Begin Supplied material
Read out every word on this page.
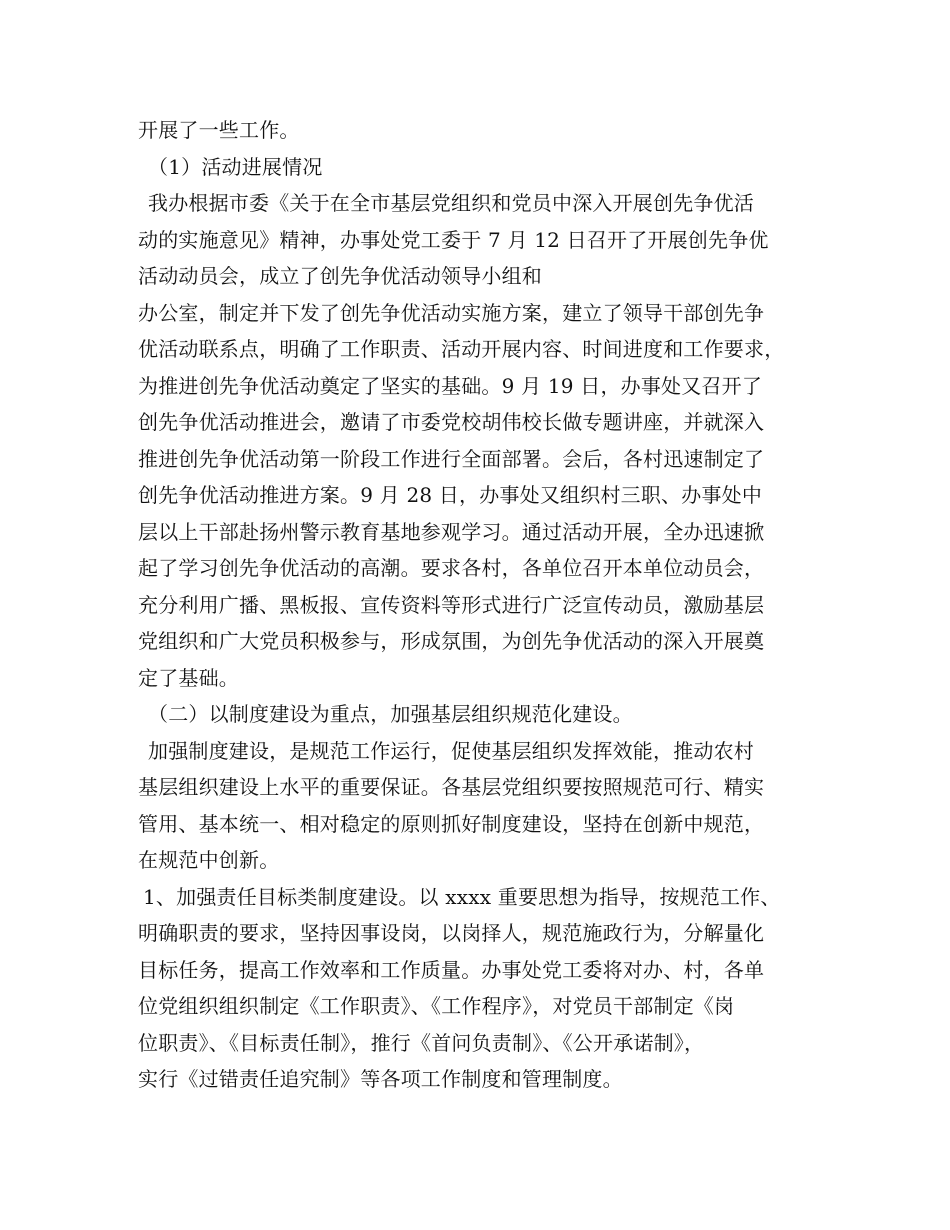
开展了一些工作。
（1）活动进展情况
我办根据市委《关于在全市基层党组织和党员中深入开展创先争优活
动的实施意见》精神，办事处党工委于 7 月 12 日召开了开展创先争优
活动动员会，成立了创先争优活动领导小组和
办公室，制定并下发了创先争优活动实施方案，建立了领导干部创先争
优活动联系点，明确了工作职责、活动开展内容、时间进度和工作要求，
为推进创先争优活动奠定了坚实的基础。9 月 19 日，办事处又召开了
创先争优活动推进会，邀请了市委党校胡伟校长做专题讲座，并就深入
推进创先争优活动第一阶段工作进行全面部署。会后，各村迅速制定了
创先争优活动推进方案。9 月 28 日，办事处又组织村三职、办事处中
层以上干部赴扬州警示教育基地参观学习。通过活动开展，全办迅速掀
起了学习创先争优活动的高潮。要求各村，各单位召开本单位动员会，
充分利用广播、黑板报、宣传资料等形式进行广泛宣传动员，激励基层
党组织和广大党员积极参与，形成氛围，为创先争优活动的深入开展奠
定了基础。
（二）以制度建设为重点，加强基层组织规范化建设。
加强制度建设，是规范工作运行，促使基层组织发挥效能，推动农村
基层组织建设上水平的重要保证。各基层党组织要按照规范可行、精实
管用、基本统一、相对稳定的原则抓好制度建设，坚持在创新中规范，
在规范中创新。
1、加强责任目标类制度建设。以 xxxx 重要思想为指导，按规范工作、
明确职责的要求，坚持因事设岗，以岗择人，规范施政行为，分解量化
目标任务，提高工作效率和工作质量。办事处党工委将对办、村，各单
位党组织组织制定《工作职责》、《工作程序》，对党员干部制定《岗
位职责》、《目标责任制》，推行《首问负责制》、《公开承诺制》，
实行《过错责任追究制》等各项工作制度和管理制度。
End Supplied material
## Task instructions
Give the material again exactly as it is, but keep the pictures out.

## Task response
Read out every word on this page.
开展了一些工作。
（1）活动进展情况
我办根据市委《关于在全市基层党组织和党员中深入开展创先争优活
动的实施意见》精神，办事处党工委于 7 月 12 日召开了开展创先争优
活动动员会，成立了创先争优活动领导小组和
办公室，制定并下发了创先争优活动实施方案，建立了领导干部创先争
优活动联系点，明确了工作职责、活动开展内容、时间进度和工作要求，
为推进创先争优活动奠定了坚实的基础。9 月 19 日，办事处又召开了
创先争优活动推进会，邀请了市委党校胡伟校长做专题讲座，并就深入
推进创先争优活动第一阶段工作进行全面部署。会后，各村迅速制定了
创先争优活动推进方案。9 月 28 日，办事处又组织村三职、办事处中
层以上干部赴扬州警示教育基地参观学习。通过活动开展，全办迅速掀
起了学习创先争优活动的高潮。要求各村，各单位召开本单位动员会，
充分利用广播、黑板报、宣传资料等形式进行广泛宣传动员，激励基层
党组织和广大党员积极参与，形成氛围，为创先争优活动的深入开展奠
定了基础。
（二）以制度建设为重点，加强基层组织规范化建设。
加强制度建设，是规范工作运行，促使基层组织发挥效能，推动农村
基层组织建设上水平的重要保证。各基层党组织要按照规范可行、精实
管用、基本统一、相对稳定的原则抓好制度建设，坚持在创新中规范，
在规范中创新。
1、加强责任目标类制度建设。以 xxxx 重要思想为指导，按规范工作、
明确职责的要求，坚持因事设岗，以岗择人，规范施政行为，分解量化
目标任务，提高工作效率和工作质量。办事处党工委将对办、村，各单
位党组织组织制定《工作职责》、《工作程序》，对党员干部制定《岗
位职责》、《目标责任制》，推行《首问负责制》、《公开承诺制》，
实行《过错责任追究制》等各项工作制度和管理制度。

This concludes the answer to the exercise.